- _PROMPT_
Return, from the material below, each line in which "Does" occurs.

= = =

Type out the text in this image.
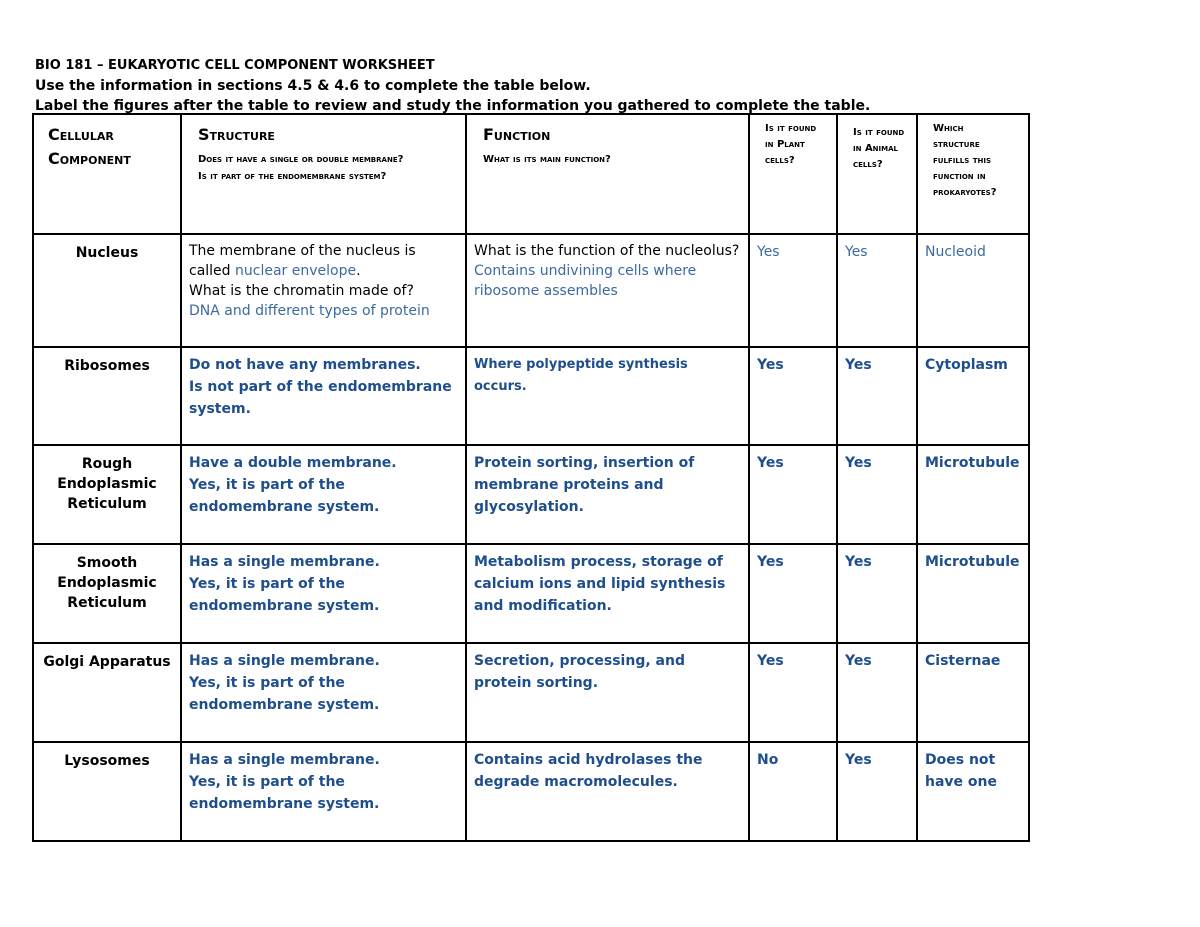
BIO 181 – EUKARYOTIC CELL COMPONENT WORKSHEET
Use the information in sections 4.5 & 4.6 to complete the table below.
Label the figures after the table to review and study the information you gathered to complete the table.
Cellular
Component	Structure
Does it have a single or double membrane?
Is it part of the endomembrane system?	Function
What is its main function?	Is it found in Plant cells?	Is it found in Animal cells?	Which structure fulfills this function in prokaryotes?

Nucleus	The membrane of the nucleus is called nuclear envelope.
What is the chromatin made of?
DNA and different types of protein	What is the function of the nucleolus?
Contains undivining cells where ribosome assembles	Yes	Yes	Nucleoid
Ribosomes	Do not have any membranes.
Is not part of the endomembrane system.	Where polypeptide synthesis occurs.	Yes	Yes	Cytoplasm
Rough
Endoplasmic
Reticulum	Have a double membrane.
Yes, it is part of the endomembrane system.	Protein sorting, insertion of membrane proteins and glycosylation.	Yes	Yes	Microtubule
Smooth
Endoplasmic
Reticulum	Has a single membrane.
Yes, it is part of the endomembrane system.	Metabolism process, storage of calcium ions and lipid synthesis and modification.	Yes	Yes	Microtubule
Golgi Apparatus	Has a single membrane.
Yes, it is part of the endomembrane system.	Secretion, processing, and protein sorting.	Yes	Yes	Cisternae
Lysosomes	Has a single membrane.
Yes, it is part of the endomembrane system.	Contains acid hydrolases the degrade macromolecules.	No	Yes	Does not have one
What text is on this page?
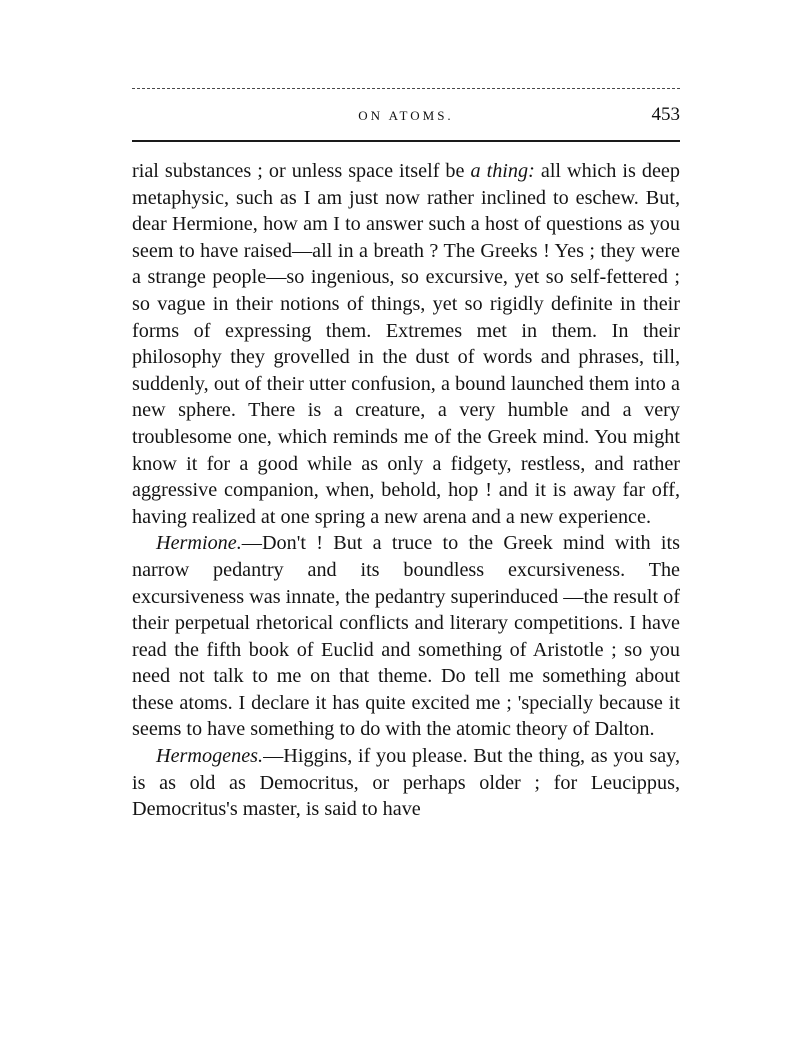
ON ATOMS.	453

rial substances ; or unless space itself be a thing: all which is deep metaphysic, such as I am just now rather inclined to eschew. But, dear Hermione, how am I to answer such a host of questions as you seem to have raised—all in a breath ? The Greeks ! Yes ; they were a strange people—so ingenious, so excursive, yet so self-fettered ; so vague in their notions of things, yet so rigidly definite in their forms of expressing them. Extremes met in them. In their philosophy they grovelled in the dust of words and phrases, till, suddenly, out of their utter confusion, a bound launched them into a new sphere. There is a creature, a very humble and a very troublesome one, which reminds me of the Greek mind. You might know it for a good while as only a fidgety, restless, and rather aggressive companion, when, behold, hop ! and it is away far off, having realized at one spring a new arena and a new experience.

Hermione.—Don't ! But a truce to the Greek mind with its narrow pedantry and its boundless excursiveness. The excursiveness was innate, the pedantry superinduced —the result of their perpetual rhetorical conflicts and literary competitions. I have read the fifth book of Euclid and something of Aristotle ; so you need not talk to me on that theme. Do tell me something about these atoms. I declare it has quite excited me ; 'specially because it seems to have something to do with the atomic theory of Dalton.

Hermogenes.—Higgins, if you please. But the thing, as you say, is as old as Democritus, or perhaps older ; for Leucippus, Democritus's master, is said to have
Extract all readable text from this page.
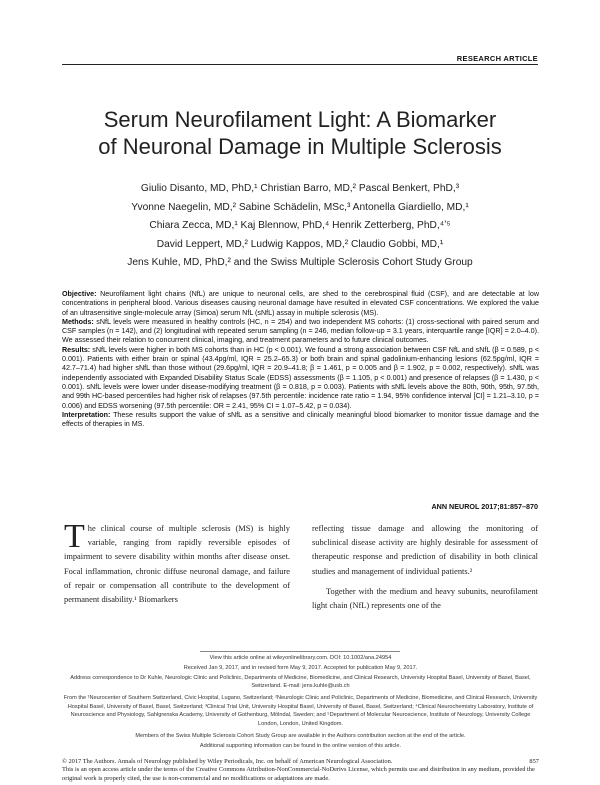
RESEARCH ARTICLE
Serum Neurofilament Light: A Biomarker
of Neuronal Damage in Multiple Sclerosis
Giulio Disanto, MD, PhD,¹ Christian Barro, MD,² Pascal Benkert, PhD,³
Yvonne Naegelin, MD,² Sabine Schädelin, MSc,³ Antonella Giardiello, MD,¹
Chiara Zecca, MD,¹ Kaj Blennow, PhD,⁴ Henrik Zetterberg, PhD,⁴ʼ⁵
David Leppert, MD,² Ludwig Kappos, MD,² Claudio Gobbi, MD,¹
Jens Kuhle, MD, PhD,² and the Swiss Multiple Sclerosis Cohort Study Group

Objective: Neurofilament light chains (NfL) are unique to neuronal cells, are shed to the cerebrospinal fluid (CSF), and are detectable at low concentrations in peripheral blood. Various diseases causing neuronal damage have resulted in elevated CSF concentrations. We explored the value of an ultrasensitive single-molecule array (Simoa) serum NfL (sNfL) assay in multiple sclerosis (MS).

Methods: sNfL levels were measured in healthy controls (HC, n = 254) and two independent MS cohorts: (1) cross-sectional with paired serum and CSF samples (n = 142), and (2) longitudinal with repeated serum sampling (n = 246, median follow-up = 3.1 years, interquartile range [IQR] = 2.0–4.0). We assessed their relation to concurrent clinical, imaging, and treatment parameters and to future clinical outcomes.

Results: sNfL levels were higher in both MS cohorts than in HC (p < 0.001). We found a strong association between CSF NfL and sNfL (β = 0.589, p < 0.001). Patients with either brain or spinal (43.4pg/ml, IQR = 25.2–65.3) or both brain and spinal gadolinium-enhancing lesions (62.5pg/ml, IQR = 42.7–71.4) had higher sNfL than those without (29.6pg/ml, IQR = 20.9–41.8; β = 1.461, p = 0.005 and β = 1.902, p = 0.002, respectively). sNfL was independently associated with Expanded Disability Status Scale (EDSS) assessments (β = 1.105, p < 0.001) and presence of relapses (β = 1.430, p < 0.001). sNfL levels were lower under disease-modifying treatment (β = 0.818, p = 0.003). Patients with sNfL levels above the 80th, 90th, 95th, 97.5th, and 99th HC-based percentiles had higher risk of relapses (97.5th percentile: incidence rate ratio = 1.94, 95% confidence interval [CI] = 1.21–3.10, p = 0.006) and EDSS worsening (97.5th percentile: OR = 2.41, 95% CI = 1.07–5.42, p = 0.034).

Interpretation: These results support the value of sNfL as a sensitive and clinically meaningful blood biomarker to monitor tissue damage and the effects of therapies in MS.

ANN NEUROL 2017;81:857–870

The clinical course of multiple sclerosis (MS) is highly variable, ranging from rapidly reversible episodes of impairment to severe disability within months after disease onset. Focal inflammation, chronic diffuse neuronal damage, and failure of repair or compensation all contribute to the development of permanent disability.¹ Biomarkers

reflecting tissue damage and allowing the monitoring of subclinical disease activity are highly desirable for assessment of therapeutic response and prediction of disability in both clinical studies and management of individual patients.²

Together with the medium and heavy subunits, neurofilament light chain (NfL) represents one of the

View this article online at wileyonlinelibrary.com. DOI: 10.1002/ana.24954

Received Jan 9, 2017, and in revised form May 9, 2017. Accepted for publication May 9, 2017.

Address correspondence to Dr Kuhle, Neurologic Clinic and Policlinic, Departments of Medicine, Biomedicine, and Clinical Research, University Hospital Basel, University of Basel, Basel, Switzerland. E-mail: jens.kuhle@usb.ch

From the ¹Neurocenter of Southern Switzerland, Civic Hospital, Lugano, Switzerland; ²Neurologic Clinic and Policlinic, Departments of Medicine, Biomedicine, and Clinical Research, University Hospital Basel, University of Basel, Basel, Switzerland; ³Clinical Trial Unit, University Hospital Basel, University of Basel, Basel, Switzerland; ⁴Clinical Neurochemistry Laboratory, Institute of Neuroscience and Physiology, Sahlgrenska Academy, University of Gothenburg, Mölndal, Sweden; and ⁵Department of Molecular Neuroscience, Institute of Neurology, University College London, London, United Kingdom.

Members of the Swiss Multiple Sclerosis Cohort Study Group are available in the Authors contribution section at the end of the article.

Additional supporting information can be found in the online version of this article.

© 2017 The Authors. Annals of Neurology published by Wiley Periodicals, Inc. on behalf of American Neurological Association.	857

This is an open access article under the terms of the Creative Commons Attribution-NonCommercial-NoDerivs License, which permits use and distribution in any medium, provided the original work is properly cited, the use is non-commercial and no modifications or adaptations are made.
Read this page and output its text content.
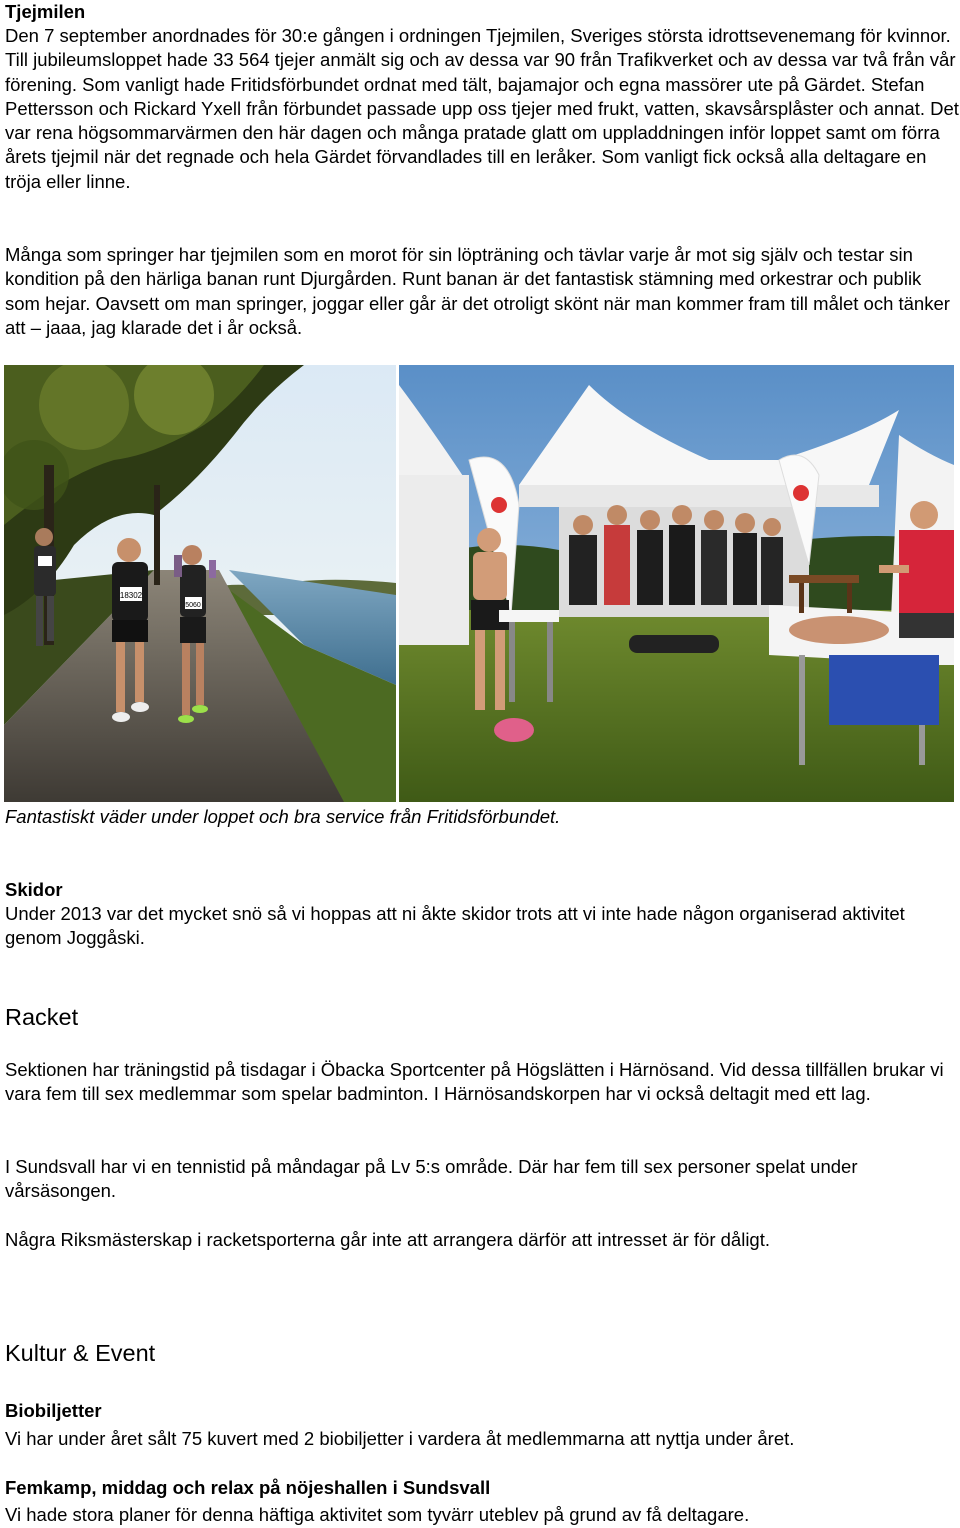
Tjejmilen

Den 7 september anordnades för 30:e gången i ordningen Tjejmilen, Sveriges största idrottsevenemang för kvinnor. Till jubileumsloppet hade 33 564 tjejer anmält sig och av dessa var 90 från Trafikverket och av dessa var två från vår förening. Som vanligt hade Fritidsförbundet ordnat med tält, bajamajor och egna massörer ute på Gärdet. Stefan Pettersson och Rickard Yxell från förbundet passade upp oss tjejer med frukt, vatten, skavsårsplåster och annat. Det var rena högsommarvärmen den här dagen och många pratade glatt om uppladdningen inför loppet samt om förra årets tjejmil när det regnade och hela Gärdet förvandlades till en leråker. Som vanligt fick också alla deltagare en tröja eller linne.

Många som springer har tjejmilen som en morot för sin löpträning och tävlar varje år mot sig själv och testar sin kondition på den härliga banan runt Djurgården. Runt banan är det fantastisk stämning med orkestrar och publik som hejar. Oavsett om man springer, joggar eller går är det otroligt skönt när man kommer fram till målet och tänker att – jaaa, jag klarade det i år också.

18302
5060

Fantastiskt väder under loppet och bra service från Fritidsförbundet.

Skidor

Under 2013 var det mycket snö så vi hoppas att ni åkte skidor trots att vi inte hade någon organiserad aktivitet genom Joggåski.

Racket

Sektionen har träningstid på tisdagar i Öbacka Sportcenter på Högslätten i Härnösand. Vid dessa tillfällen brukar vi vara fem till sex medlemmar som spelar badminton. I Härnösandskorpen har vi också deltagit med ett lag.

I Sundsvall har vi en tennistid på måndagar på Lv 5:s område. Där har fem till sex personer spelat under vårsäsongen.

Några Riksmästerskap i racketsporterna går inte att arrangera därför att intresset är för dåligt.

Kultur & Event

Biobiljetter

Vi har under året sålt 75 kuvert med 2 biobiljetter i vardera åt medlemmarna att nyttja under året.

Femkamp, middag och relax på nöjeshallen i Sundsvall

Vi hade stora planer för denna häftiga aktivitet som tyvärr uteblev på grund av få deltagare.
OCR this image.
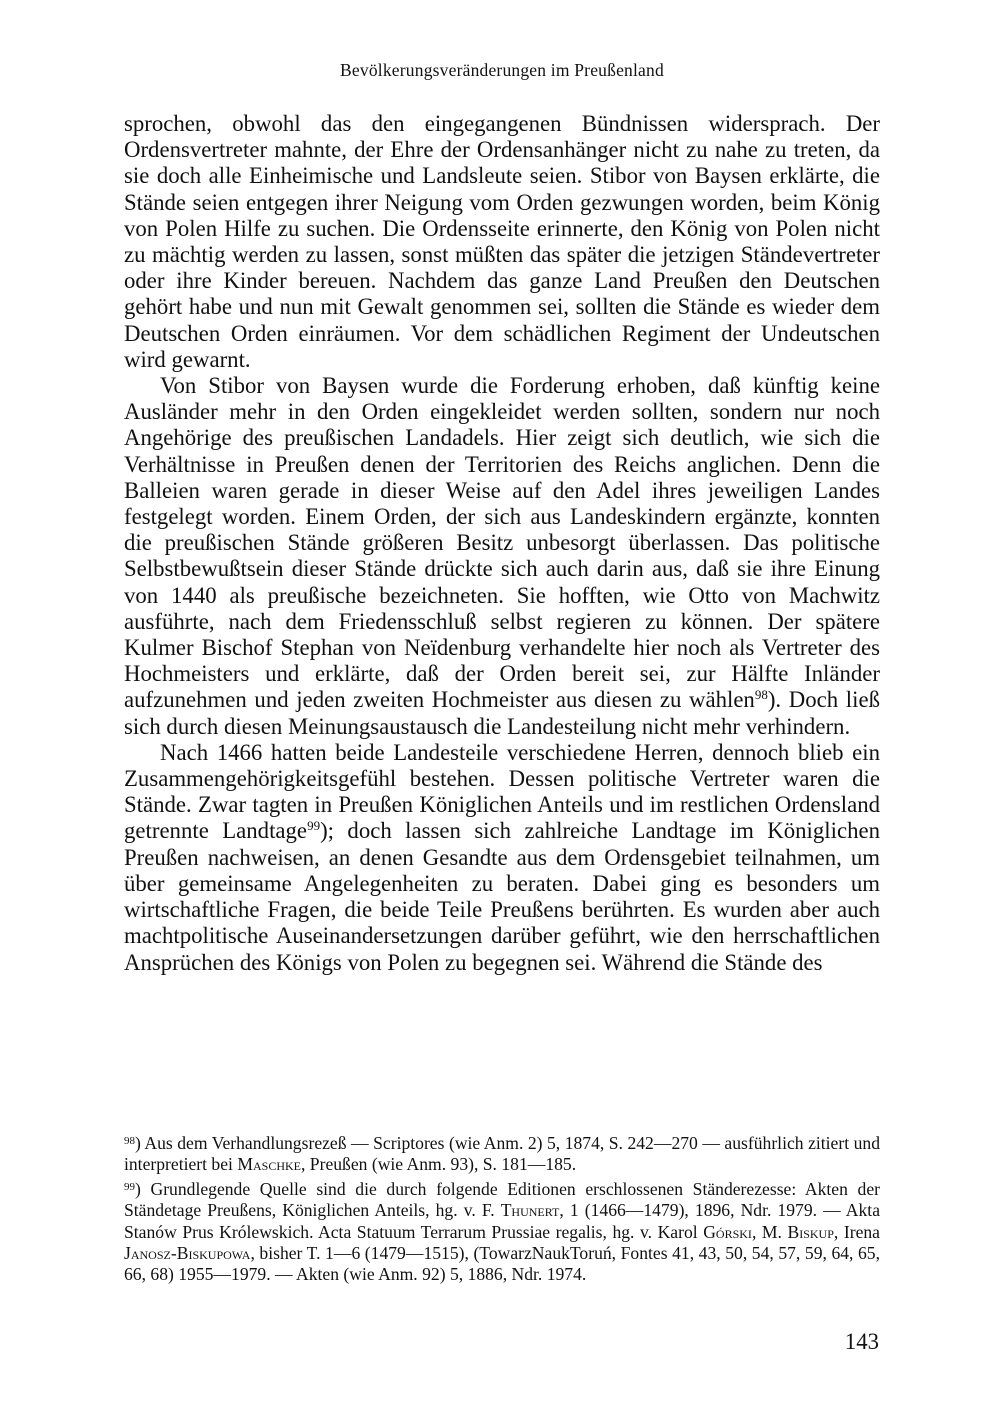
Bevölkerungsveränderungen im Preußenland

sprochen, obwohl das den eingegangenen Bündnissen widersprach. Der Ordensvertreter mahnte, der Ehre der Ordensanhänger nicht zu nahe zu treten, da sie doch alle Einheimische und Landsleute seien. Stibor von Baysen erklärte, die Stände seien entgegen ihrer Neigung vom Orden gezwungen worden, beim König von Polen Hilfe zu suchen. Die Ordensseite erinnerte, den König von Polen nicht zu mächtig werden zu lassen, sonst müßten das später die jetzigen Ständevertreter oder ihre Kinder bereuen. Nachdem das ganze Land Preußen den Deutschen gehört habe und nun mit Gewalt genommen sei, sollten die Stände es wieder dem Deutschen Orden einräumen. Vor dem schädlichen Regiment der Undeutschen wird gewarnt.

Von Stibor von Baysen wurde die Forderung erhoben, daß künftig keine Ausländer mehr in den Orden eingekleidet werden sollten, sondern nur noch Angehörige des preußischen Landadels. Hier zeigt sich deutlich, wie sich die Verhältnisse in Preußen denen der Territorien des Reichs anglichen. Denn die Balleien waren gerade in dieser Weise auf den Adel ihres jeweiligen Landes festgelegt worden. Einem Orden, der sich aus Landeskindern ergänzte, konnten die preußischen Stände größeren Besitz unbesorgt überlassen. Das politische Selbstbewußtsein dieser Stände drückte sich auch darin aus, daß sie ihre Einung von 1440 als preußische bezeichneten. Sie hofften, wie Otto von Machwitz ausführte, nach dem Friedensschluß selbst regieren zu können. Der spätere Kulmer Bischof Stephan von Neïdenburg verhandelte hier noch als Vertreter des Hochmeisters und erklärte, daß der Orden bereit sei, zur Hälfte Inländer aufzunehmen und jeden zweiten Hochmeister aus diesen zu wählen$^{98}$). Doch ließ sich durch diesen Meinungsaustausch die Landesteilung nicht mehr verhindern.

Nach 1466 hatten beide Landesteile verschiedene Herren, dennoch blieb ein Zusammengehörigkeitsgefühl bestehen. Dessen politische Vertreter waren die Stände. Zwar tagten in Preußen Königlichen Anteils und im restlichen Ordensland getrennte Landtage$^{99}$); doch lassen sich zahlreiche Landtage im Königlichen Preußen nachweisen, an denen Gesandte aus dem Ordensgebiet teilnahmen, um über gemeinsame Angelegenheiten zu beraten. Dabei ging es besonders um wirtschaftliche Fragen, die beide Teile Preußens berührten. Es wurden aber auch machtpolitische Auseinandersetzungen darüber geführt, wie den herrschaftlichen Ansprüchen des Königs von Polen zu begegnen sei. Während die Stände des

$^{98}$) Aus dem Verhandlungsrezeß — Scriptores (wie Anm. 2) 5, 1874, S. 242—270 — ausführlich zitiert und interpretiert bei Maschke, Preußen (wie Anm. 93), S. 181—185.

$^{99}$) Grundlegende Quelle sind die durch folgende Editionen erschlossenen Ständerezesse: Akten der Ständetage Preußens, Königlichen Anteils, hg. v. F. Thunert, 1 (1466—1479), 1896, Ndr. 1979. — Akta Stanów Prus Królewskich. Acta Statuum Terrarum Prussiae regalis, hg. v. Karol Górski, M. Biskup, Irena Janosz-Biskupowa, bisher T. 1—6 (1479—1515), (TowarzNaukToruń, Fontes 41, 43, 50, 54, 57, 59, 64, 65, 66, 68) 1955—1979. — Akten (wie Anm. 92) 5, 1886, Ndr. 1974.

143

= = =

- _RESPONSE BELOW_
Does it have a single or double membrane?
Yes, it is part of the endomembrane system.	Contains acid hydrolases the degrade macromolecules.	No	Yes	Does not have one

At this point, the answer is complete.